What you will do. Select and reproduce each line of the listing below that bears the string "проведение".

Provided entries.
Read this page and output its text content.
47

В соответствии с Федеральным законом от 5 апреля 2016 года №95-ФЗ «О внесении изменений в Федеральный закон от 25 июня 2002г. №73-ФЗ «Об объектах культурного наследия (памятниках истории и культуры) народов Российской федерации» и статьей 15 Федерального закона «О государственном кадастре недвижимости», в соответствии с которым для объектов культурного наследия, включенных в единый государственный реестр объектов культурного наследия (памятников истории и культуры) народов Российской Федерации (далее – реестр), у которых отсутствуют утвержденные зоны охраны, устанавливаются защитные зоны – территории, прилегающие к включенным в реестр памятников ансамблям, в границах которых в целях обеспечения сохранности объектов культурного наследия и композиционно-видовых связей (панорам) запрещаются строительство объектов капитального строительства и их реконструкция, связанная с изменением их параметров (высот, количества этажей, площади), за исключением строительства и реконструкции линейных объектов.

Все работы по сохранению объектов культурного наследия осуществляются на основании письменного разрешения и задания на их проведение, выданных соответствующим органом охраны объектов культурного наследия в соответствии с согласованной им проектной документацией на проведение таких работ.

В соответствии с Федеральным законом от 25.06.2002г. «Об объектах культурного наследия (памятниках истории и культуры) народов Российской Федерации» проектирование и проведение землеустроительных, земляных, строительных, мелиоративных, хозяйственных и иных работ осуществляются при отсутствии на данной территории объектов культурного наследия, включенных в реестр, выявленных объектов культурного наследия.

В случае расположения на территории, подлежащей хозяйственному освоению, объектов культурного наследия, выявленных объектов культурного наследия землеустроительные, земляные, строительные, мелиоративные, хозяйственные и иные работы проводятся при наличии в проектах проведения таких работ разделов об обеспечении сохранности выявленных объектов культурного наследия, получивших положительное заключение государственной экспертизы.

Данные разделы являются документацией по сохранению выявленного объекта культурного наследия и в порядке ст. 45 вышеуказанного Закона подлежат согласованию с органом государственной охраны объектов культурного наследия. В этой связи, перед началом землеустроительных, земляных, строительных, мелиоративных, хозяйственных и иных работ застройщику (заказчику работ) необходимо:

Response to the task.
Все работы по сохранению объектов культурного наследия осуществляются на основании письменного разрешения и задания на их проведение, выданных соответствующим органом охраны объектов культурного наследия в соответствии с согласованной им проектной документацией на проведение таких работ.
В соответствии с Федеральным законом от 25.06.2002г. «Об объектах культурного наследия (памятниках истории и культуры) народов Российской Федерации» проектирование и проведение землеустроительных, земляных, строительных, мелиоративных, хозяйственных и иных работ осуществляются при отсутствии на данной территории объектов культурного наследия, включенных в реестр, выявленных объектов культурного наследия.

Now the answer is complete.